• [Objective]: Strip the pictures and reproduce the rest of the listing exactly.
═════ Dataset records ═════
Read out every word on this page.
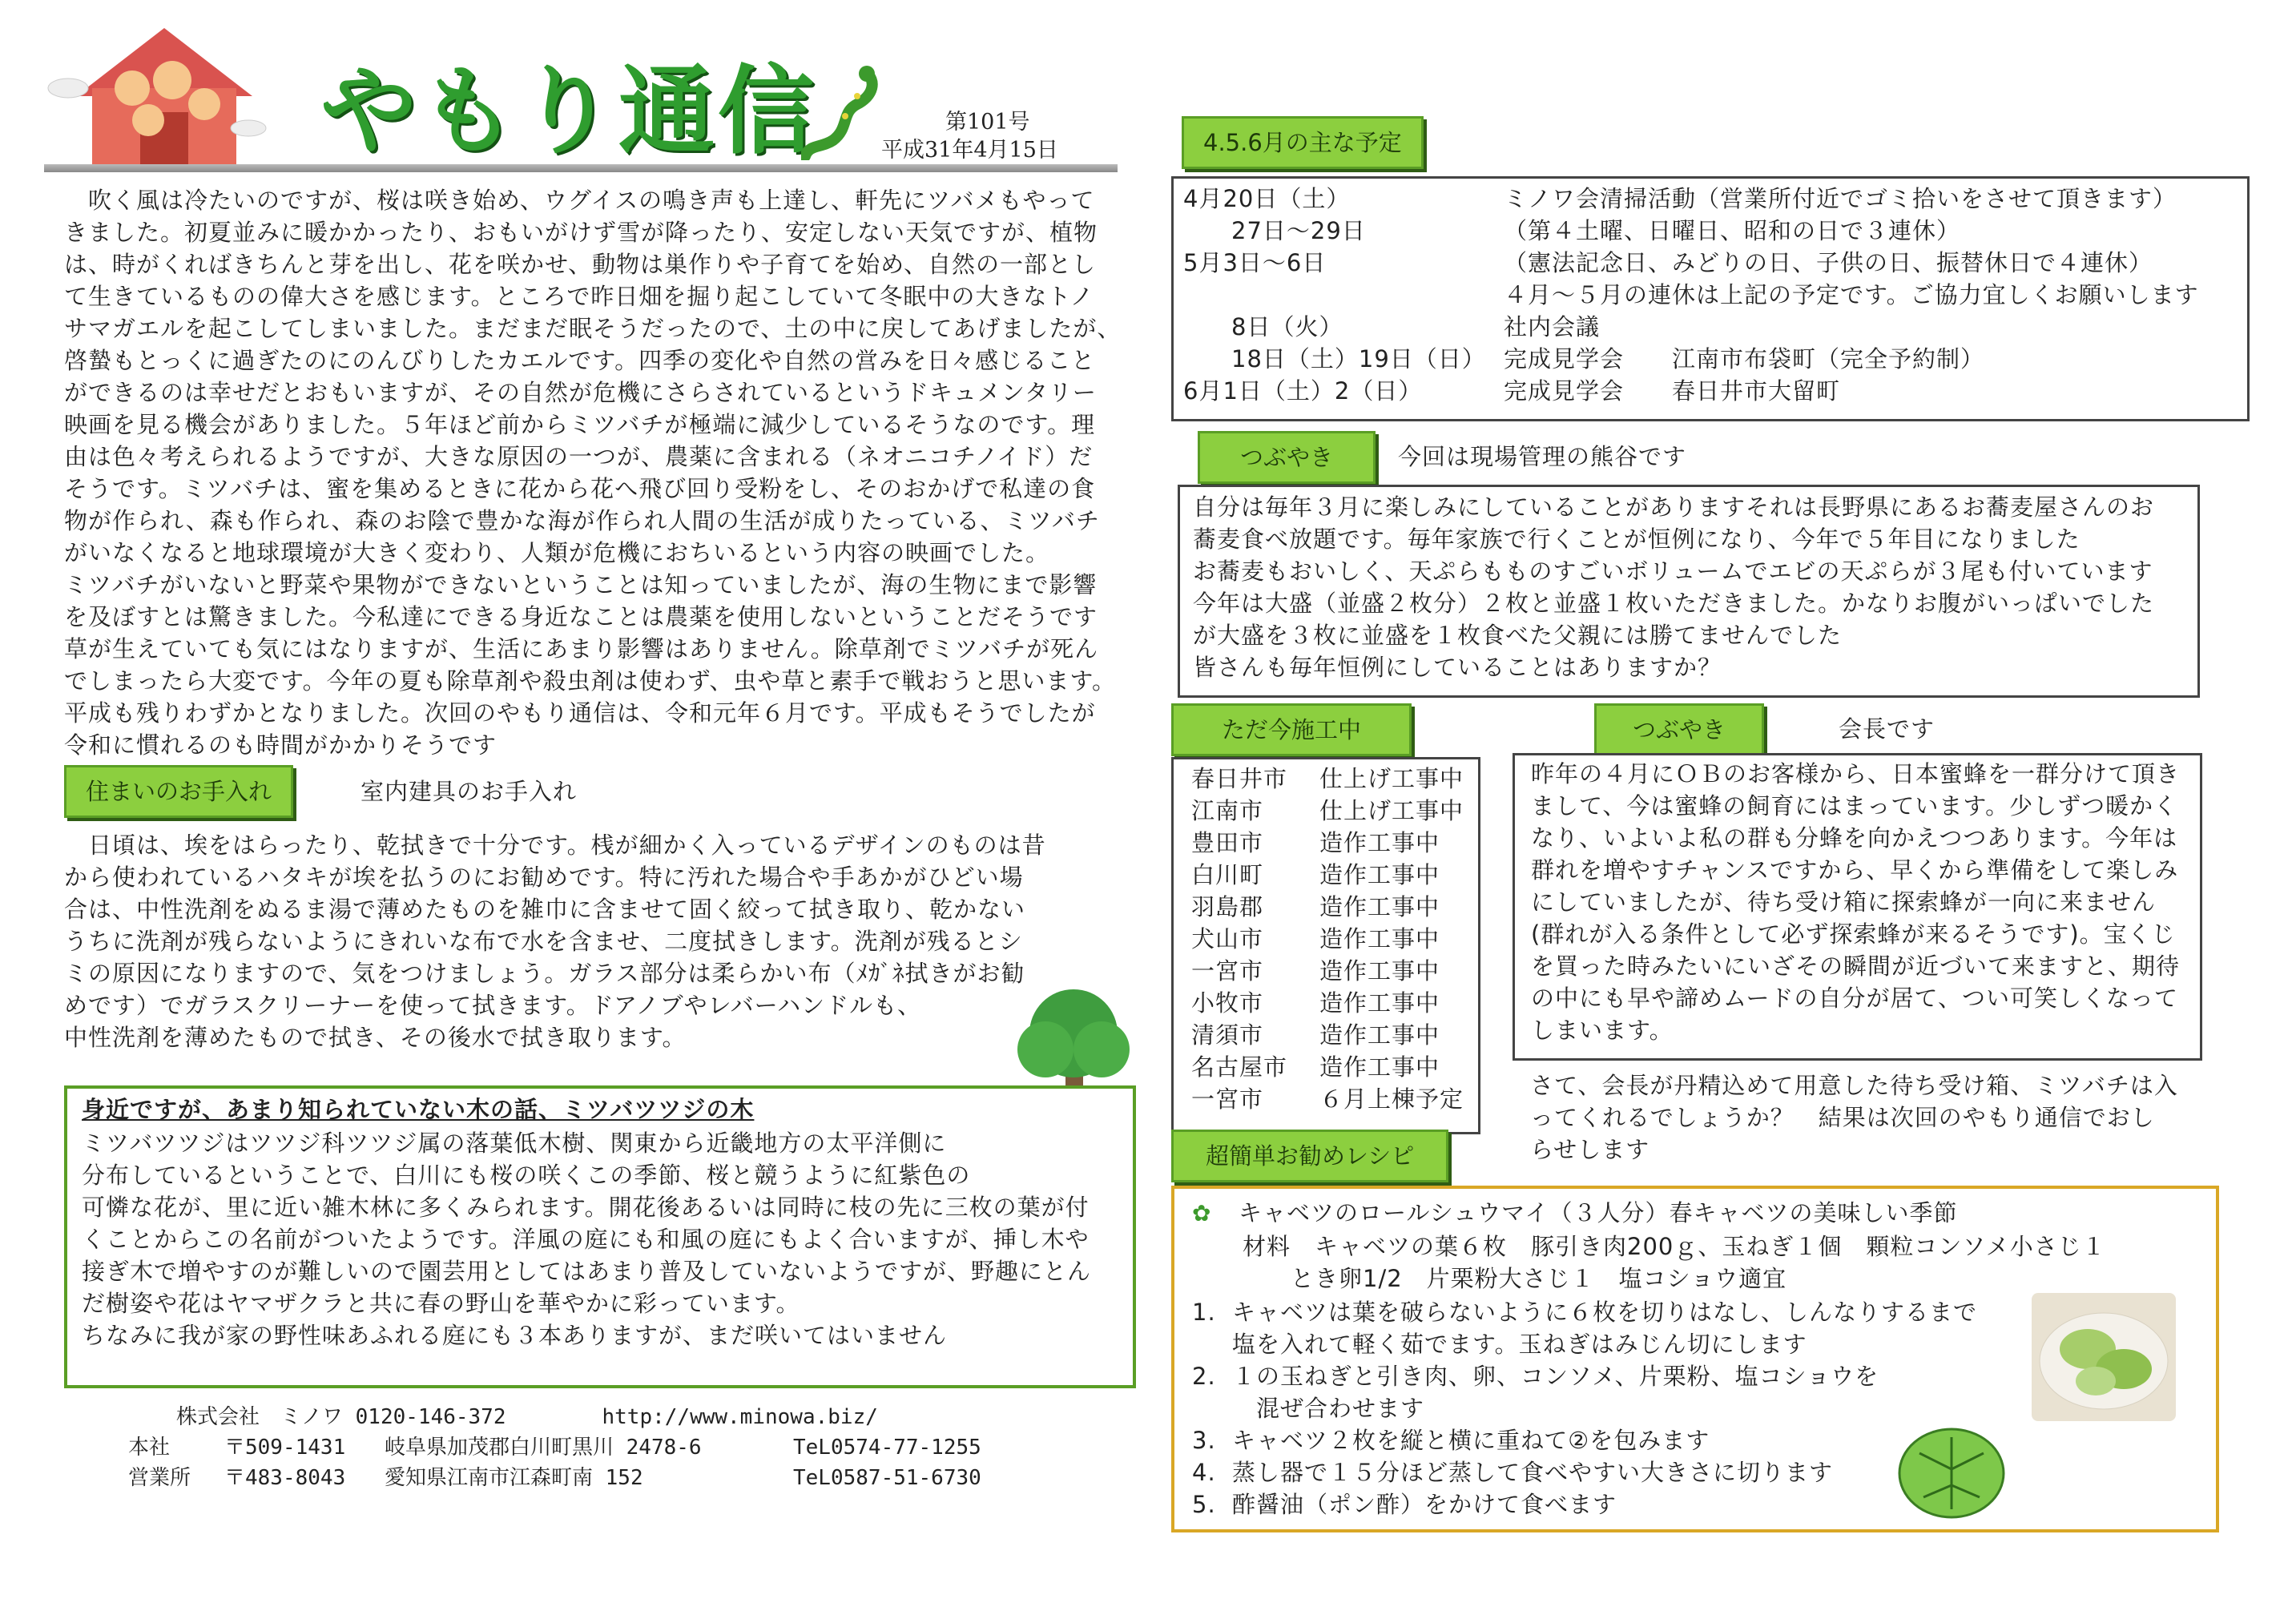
やもり通信	第101号
平成31年4月15日
　吹く風は冷たいのですが、桜は咲き始め、ウグイスの鳴き声も上達し、軒先にツバメもやって
きました。初夏並みに暖かかったり、おもいがけず雪が降ったり、安定しない天気ですが、植物
は、時がくればきちんと芽を出し、花を咲かせ、動物は巣作りや子育てを始め、自然の一部とし
て生きているものの偉大さを感じます。ところで昨日畑を掘り起こしていて冬眠中の大きなトノ
サマガエルを起こしてしまいました。まだまだ眠そうだったので、土の中に戻してあげましたが、
啓蟄もとっくに過ぎたのにのんびりしたカエルです。四季の変化や自然の営みを日々感じること
ができるのは幸せだとおもいますが、その自然が危機にさらされているというドキュメンタリー
映画を見る機会がありました。５年ほど前からミツバチが極端に減少しているそうなのです。理
由は色々考えられるようですが、大きな原因の一つが、農薬に含まれる（ネオニコチノイド）だ
そうです。ミツバチは、蜜を集めるときに花から花へ飛び回り受粉をし、そのおかげで私達の食
物が作られ、森も作られ、森のお陰で豊かな海が作られ人間の生活が成りたっている、ミツバチ
がいなくなると地球環境が大きく変わり、人類が危機におちいるという内容の映画でした。
ミツバチがいないと野菜や果物ができないということは知っていましたが、海の生物にまで影響
を及ぼすとは驚きました。今私達にできる身近なことは農薬を使用しないということだそうです
草が生えていても気にはなりますが、生活にあまり影響はありません。除草剤でミツバチが死ん
でしまったら大変です。今年の夏も除草剤や殺虫剤は使わず、虫や草と素手で戦おうと思います。
平成も残りわずかとなりました。次回のやもり通信は、令和元年６月です。平成もそうでしたが
令和に慣れるのも時間がかかりそうです
住まいのお手入れ	室内建具のお手入れ
　日頃は、埃をはらったり、乾拭きで十分です。桟が細かく入っているデザインのものは昔
から使われているハタキが埃を払うのにお勧めです。特に汚れた場合や手あかがひどい場
合は、中性洗剤をぬるま湯で薄めたものを雑巾に含ませて固く絞って拭き取り、乾かない
うちに洗剤が残らないようにきれいな布で水を含ませ、二度拭きします。洗剤が残るとシ
ミの原因になりますので、気をつけましょう。ガラス部分は柔らかい布（ﾒｶﾞﾈ拭きがお勧
めです）でガラスクリーナーを使って拭きます。ドアノブやレバーハンドルも、
中性洗剤を薄めたもので拭き、その後水で拭き取ります。
身近ですが、あまり知られていない木の話、ミツバツツジの木
ミツバツツジはツツジ科ツツジ属の落葉低木樹、関東から近畿地方の太平洋側に
分布しているということで、白川にも桜の咲くこの季節、桜と競うように紅紫色の
可憐な花が、里に近い雑木林に多くみられます。開花後あるいは同時に枝の先に三枚の葉が付
くことからこの名前がついたようです。洋風の庭にも和風の庭にもよく合いますが、挿し木や
接ぎ木で増やすのが難しいので園芸用としてはあまり普及していないようですが、野趣にとん
だ樹姿や花はヤマザクラと共に春の野山を華やかに彩っています。
ちなみに我が家の野性味あふれる庭にも３本ありますが、まだ咲いてはいません
株式会社　ミノワ 0120-146-372	http://www.minowa.biz/
本社	〒509-1431	岐阜県加茂郡白川町黒川 2478-6	TeL0574-77-1255
営業所	〒483-8043	愛知県江南市江森町南 152	TeL0587-51-6730
4.5.6月の主な予定
4月20日（土）	ミノワ会清掃活動（営業所付近でゴミ拾いをさせて頂きます）
　　27日〜29日	（第４土曜、日曜日、昭和の日で３連休）
5月3日〜6日	（憲法記念日、みどりの日、子供の日、振替休日で４連休）
４月〜５月の連休は上記の予定です。ご協力宜しくお願いします
　　8日（火）	社内会議
　　18日（土）19日（日） 完成見学会　　江南市布袋町（完全予約制）
6月1日（土）2（日）	完成見学会　　春日井市大留町
つぶやき	今回は現場管理の熊谷です
自分は毎年３月に楽しみにしていることがありますそれは長野県にあるお蕎麦屋さんのお
蕎麦食べ放題です。毎年家族で行くことが恒例になり、今年で５年目になりました
お蕎麦もおいしく、天ぷらもものすごいボリュームでエビの天ぷらが３尾も付いています
今年は大盛（並盛２枚分）２枚と並盛１枚いただきました。かなりお腹がいっぱいでした
が大盛を３枚に並盛を１枚食べた父親には勝てませんでした
皆さんも毎年恒例にしていることはありますか？
ただ今施工中
春日井市	仕上げ工事中
江南市	仕上げ工事中
豊田市	造作工事中
白川町	造作工事中
羽島郡	造作工事中
犬山市	造作工事中
一宮市	造作工事中
小牧市	造作工事中
清須市	造作工事中
名古屋市	造作工事中
一宮市	６月上棟予定
つぶやき	会長です
昨年の４月にＯＢのお客様から、日本蜜蜂を一群分けて頂き
まして、今は蜜蜂の飼育にはまっています。少しずつ暖かく
なり、いよいよ私の群も分蜂を向かえつつあります。今年は
群れを増やすチャンスですから、早くから準備をして楽しみ
にしていましたが、待ち受け箱に探索蜂が一向に来ません
(群れが入る条件として必ず探索蜂が来るそうです)。宝くじ
を買った時みたいにいざその瞬間が近づいて来ますと、期待
の中にも早や諦めムードの自分が居て、つい可笑しくなって
しまいます。
さて、会長が丹精込めて用意した待ち受け箱、ミツバチは入
ってくれるでしょうか？　結果は次回のやもり通信でおし
らせします
超簡単お勧めレシピ
✿ キャベツのロールシュウマイ（３人分）春キャベツの美味しい季節
材料　キャベツの葉６枚　豚引き肉200ｇ、玉ねぎ１個　顆粒コンソメ小さじ１
とき卵1/2　片栗粉大さじ１　塩コショウ適宜
1. キャベツは葉を破らないように６枚を切りはなし、しんなりするまで
塩を入れて軽く茹でます。玉ねぎはみじん切にします
2. １の玉ねぎと引き肉、卵、コンソメ、片栗粉、塩コショウを
　混ぜ合わせます
3. キャベツ２枚を縦と横に重ねて②を包みます
4. 蒸し器で１５分ほど蒸して食べやすい大きさに切ります
5. 酢醤油（ポン酢）をかけて食べます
═════
• [Solved problem]:
Read out every word on this page.
やもり通信	第101号
平成31年4月15日
　吹く風は冷たいのですが、桜は咲き始め、ウグイスの鳴き声も上達し、軒先にツバメもやって
きました。初夏並みに暖かかったり、おもいがけず雪が降ったり、安定しない天気ですが、植物
は、時がくればきちんと芽を出し、花を咲かせ、動物は巣作りや子育てを始め、自然の一部とし
て生きているものの偉大さを感じます。ところで昨日畑を掘り起こしていて冬眠中の大きなトノ
サマガエルを起こしてしまいました。まだまだ眠そうだったので、土の中に戻してあげましたが、
啓蟄もとっくに過ぎたのにのんびりしたカエルです。四季の変化や自然の営みを日々感じること
ができるのは幸せだとおもいますが、その自然が危機にさらされているというドキュメンタリー
映画を見る機会がありました。５年ほど前からミツバチが極端に減少しているそうなのです。理
由は色々考えられるようですが、大きな原因の一つが、農薬に含まれる（ネオニコチノイド）だ
そうです。ミツバチは、蜜を集めるときに花から花へ飛び回り受粉をし、そのおかげで私達の食
物が作られ、森も作られ、森のお陰で豊かな海が作られ人間の生活が成りたっている、ミツバチ
がいなくなると地球環境が大きく変わり、人類が危機におちいるという内容の映画でした。
ミツバチがいないと野菜や果物ができないということは知っていましたが、海の生物にまで影響
を及ぼすとは驚きました。今私達にできる身近なことは農薬を使用しないということだそうです
草が生えていても気にはなりますが、生活にあまり影響はありません。除草剤でミツバチが死ん
でしまったら大変です。今年の夏も除草剤や殺虫剤は使わず、虫や草と素手で戦おうと思います。
平成も残りわずかとなりました。次回のやもり通信は、令和元年６月です。平成もそうでしたが
令和に慣れるのも時間がかかりそうです
住まいのお手入れ	室内建具のお手入れ
　日頃は、埃をはらったり、乾拭きで十分です。桟が細かく入っているデザインのものは昔
から使われているハタキが埃を払うのにお勧めです。特に汚れた場合や手あかがひどい場
合は、中性洗剤をぬるま湯で薄めたものを雑巾に含ませて固く絞って拭き取り、乾かない
うちに洗剤が残らないようにきれいな布で水を含ませ、二度拭きします。洗剤が残るとシ
ミの原因になりますので、気をつけましょう。ガラス部分は柔らかい布（ﾒｶﾞﾈ拭きがお勧
めです）でガラスクリーナーを使って拭きます。ドアノブやレバーハンドルも、
中性洗剤を薄めたもので拭き、その後水で拭き取ります。
身近ですが、あまり知られていない木の話、ミツバツツジの木
ミツバツツジはツツジ科ツツジ属の落葉低木樹、関東から近畿地方の太平洋側に
分布しているということで、白川にも桜の咲くこの季節、桜と競うように紅紫色の
可憐な花が、里に近い雑木林に多くみられます。開花後あるいは同時に枝の先に三枚の葉が付
くことからこの名前がついたようです。洋風の庭にも和風の庭にもよく合いますが、挿し木や
接ぎ木で増やすのが難しいので園芸用としてはあまり普及していないようですが、野趣にとん
だ樹姿や花はヤマザクラと共に春の野山を華やかに彩っています。
ちなみに我が家の野性味あふれる庭にも３本ありますが、まだ咲いてはいません
株式会社　ミノワ 0120-146-372	http://www.minowa.biz/
本社	〒509-1431	岐阜県加茂郡白川町黒川 2478-6	TeL0574-77-1255
営業所	〒483-8043	愛知県江南市江森町南 152	TeL0587-51-6730
4.5.6月の主な予定
4月20日（土）	ミノワ会清掃活動（営業所付近でゴミ拾いをさせて頂きます）
　　27日〜29日	（第４土曜、日曜日、昭和の日で３連休）
5月3日〜6日	（憲法記念日、みどりの日、子供の日、振替休日で４連休）
４月〜５月の連休は上記の予定です。ご協力宜しくお願いします
　　8日（火）	社内会議
　　18日（土）19日（日） 完成見学会　　江南市布袋町（完全予約制）
6月1日（土）2（日）	完成見学会　　春日井市大留町
つぶやき	今回は現場管理の熊谷です
自分は毎年３月に楽しみにしていることがありますそれは長野県にあるお蕎麦屋さんのお
蕎麦食べ放題です。毎年家族で行くことが恒例になり、今年で５年目になりました
お蕎麦もおいしく、天ぷらもものすごいボリュームでエビの天ぷらが３尾も付いています
今年は大盛（並盛２枚分）２枚と並盛１枚いただきました。かなりお腹がいっぱいでした
が大盛を３枚に並盛を１枚食べた父親には勝てませんでした
皆さんも毎年恒例にしていることはありますか？
ただ今施工中
春日井市	仕上げ工事中
江南市	仕上げ工事中
豊田市	造作工事中
白川町	造作工事中
羽島郡	造作工事中
犬山市	造作工事中
一宮市	造作工事中
小牧市	造作工事中
清須市	造作工事中
名古屋市	造作工事中
一宮市	６月上棟予定
つぶやき	会長です
昨年の４月にＯＢのお客様から、日本蜜蜂を一群分けて頂き
まして、今は蜜蜂の飼育にはまっています。少しずつ暖かく
なり、いよいよ私の群も分蜂を向かえつつあります。今年は
群れを増やすチャンスですから、早くから準備をして楽しみ
にしていましたが、待ち受け箱に探索蜂が一向に来ません
(群れが入る条件として必ず探索蜂が来るそうです)。宝くじ
を買った時みたいにいざその瞬間が近づいて来ますと、期待
の中にも早や諦めムードの自分が居て、つい可笑しくなって
しまいます。
さて、会長が丹精込めて用意した待ち受け箱、ミツバチは入
ってくれるでしょうか？　結果は次回のやもり通信でおし
らせします
超簡単お勧めレシピ
✿ キャベツのロールシュウマイ（３人分）春キャベツの美味しい季節
材料　キャベツの葉６枚　豚引き肉200ｇ、玉ねぎ１個　顆粒コンソメ小さじ１
とき卵1/2　片栗粉大さじ１　塩コショウ適宜
1. キャベツは葉を破らないように６枚を切りはなし、しんなりするまで
塩を入れて軽く茹でます。玉ねぎはみじん切にします
2. １の玉ねぎと引き肉、卵、コンソメ、片栗粉、塩コショウを
　混ぜ合わせます
3. キャベツ２枚を縦と横に重ねて②を包みます
4. 蒸し器で１５分ほど蒸して食べやすい大きさに切ります
5. 酢醤油（ポン酢）をかけて食べます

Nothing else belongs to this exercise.